═════ LISTING ═════

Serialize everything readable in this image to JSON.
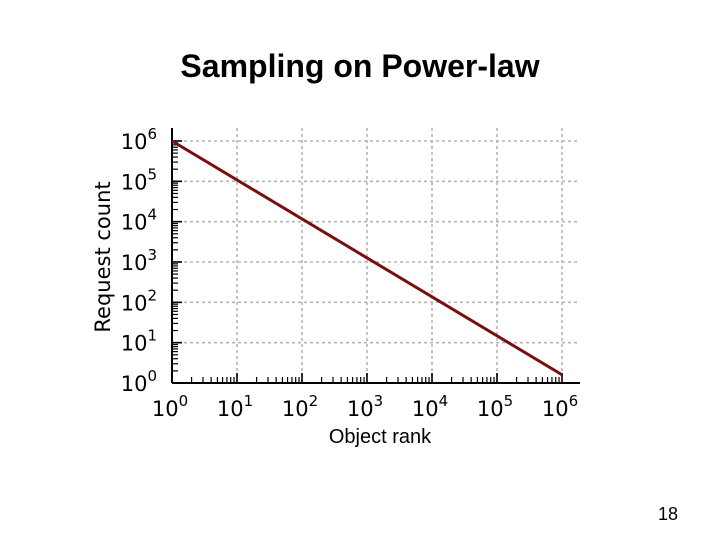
{
  "slide": {
    "title": "Sampling on Power-law",
    "page_number": "18"
  },
  "chart_data": {
    "type": "line",
    "title": "Sampling on Power-law",
    "xlabel": "Object rank",
    "ylabel": "Request count",
    "x_scale": "log",
    "y_scale": "log",
    "xlim": [
      1,
      1000000
    ],
    "ylim": [
      1,
      1000000
    ],
    "grid": true,
    "x_tick_labels": [
      "10^0",
      "10^1",
      "10^2",
      "10^3",
      "10^4",
      "10^5",
      "10^6"
    ],
    "y_tick_labels": [
      "10^0",
      "10^1",
      "10^2",
      "10^3",
      "10^4",
      "10^5",
      "10^6"
    ],
    "series": [
      {
        "color": "#7a0f0f",
        "x": [
          1,
          1000000
        ],
        "y": [
          1000000,
          1.6
        ]
      }
    ]
  }
}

═════

-- GIVEN INSTRUCTION --
Transcribe all of the material exactly, leaving out whatever pictures it contains.

-- RESPONSE FOR THIS EXERCISE --
Serialize everything readable in this image to JSON.
{
  "slide": {
    "title": "Sampling on Power-law",
    "page_number": "18"
  },
  "chart_data": {
    "type": "line",
    "title": "Sampling on Power-law",
    "xlabel": "Object rank",
    "ylabel": "Request count",
    "x_scale": "log",
    "y_scale": "log",
    "xlim": [
      1,
      1000000
    ],
    "ylim": [
      1,
      1000000
    ],
    "grid": true,
    "x_tick_labels": [
      "10^0",
      "10^1",
      "10^2",
      "10^3",
      "10^4",
      "10^5",
      "10^6"
    ],
    "y_tick_labels": [
      "10^0",
      "10^1",
      "10^2",
      "10^3",
      "10^4",
      "10^5",
      "10^6"
    ],
    "series": [
      {
        "color": "#7a0f0f",
        "x": [
          1,
          1000000
        ],
        "y": [
          1000000,
          1.6
        ]
      }
    ]
  }
}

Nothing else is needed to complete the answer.